### What to do
1 - Translate this sentence from the PC-DOS gaming thread into Spanish: "The problems are there for the software designers to solve, not the end user."
2 - Carry on the PC-DOS gaming thread past its final post.

7 Terrible Things About PC-DOS Gaming

It's pretty true to say that those of us who grew up in those days acquired a healthy dose of problem solving ability. If a kid has a problem with a game today, I know plenty who simply have no idea how to fix it. Even when these problems are relatively minor, today's gamers often give up before they've really tried.

I wouldn't say it was a good thing. The problems are there for the software designers to solve, not the end user.

I hated all that messing around. I wanted to play a game!
 
Just reading through this thread brings back sooo many memories! Getting a new game only to find it needed over 600kb conventional memory when you were over the moon at having 590-5 and having to spend ages disabling things correctly.
 
Yeah brings back a lot of memories. Finely tuning boot scripts to leave as much memory free as possible whilst still loading all the drivers necessary. I remember finding a cdrom driver that worked with 95% of all drives and took up minimal memory - funny how happy that made me! Working in a pc shop back then so having boot disks that worked with lots of different hardware helped a lot.
 
Argh HIMEM... never had a problem with sound tho as my card was 100% compatible with Soundblaster 16 and AWE64, etc.

### Data extract
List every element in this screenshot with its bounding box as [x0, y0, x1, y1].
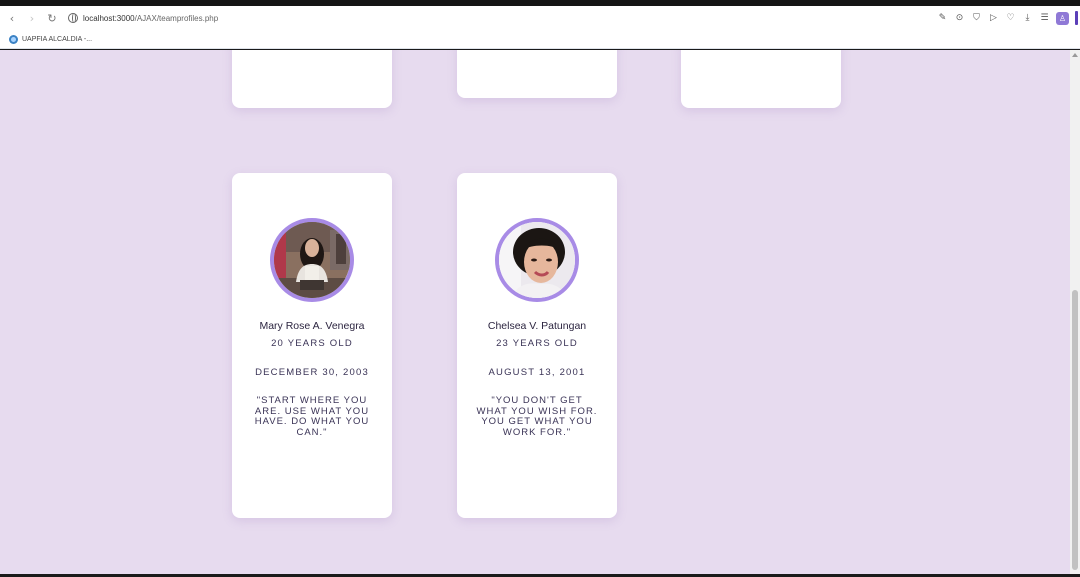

### Results by task
1 - Los problemas están ahí para que los resuelvan los diseñadores de software, no el usuario final.

2 -
 
my first gaming experience was C and C 1 on the Dos, at the time I was maybe 5-6 but I remember not knowing the play command, so reinstalling every time. Never had any of those mentioned issues though
 
And of course back then you couldn't just do a simple google search to find out how to get your soundcard working or how to get xms memory.
 
I don't remember having problems with memory but getting the Soundblaster to work and tweaking the IRQs wasn't fun. Also running a basic BNC network was quite painful in Windows 95.
 
Urghhh extended memory is the one of the few times iv seen my dad look so so confused with dos! (he loved unix)

I learnt the sound card stuff all by my self at the tender age of 4 as my neighbour had all the sounds in goblins and I wanted them too!
 
Only 2 of those niggles were really bad.

The Memory/expanded memory, and autoexec.back/config.sys :)

The hard drive space is to be honest still a problem today (and much worse for poor console owners:p), the IRQ issues you only really ran into when you changed hardware, and the copy protection wasn't a major issue (unlike modern drm..), and the cases are the reason I always buy a brand name now:) (having left a blood trail in many an old machine).

I actually miss the old days at times, when games had to rely more on gameplay and/or story than how they looked with a quad SLI running 3d at 2048 pixels:p

I used to have about 20 or so boot discs for different games with different variations of the config/autoexec files loading different things into himem and extended memory :) (I think I had 4 basic ones with different combinations of cd rom and sound card driver, then had others that juggled the basic settings depending on the game).

As for multiplayer...The joys of finding and installing one of the new enhanced RS232 cards that had the new fangled FIFO buffers and could work at higher speeds for games like Netmech and Duke Nukem 3d :)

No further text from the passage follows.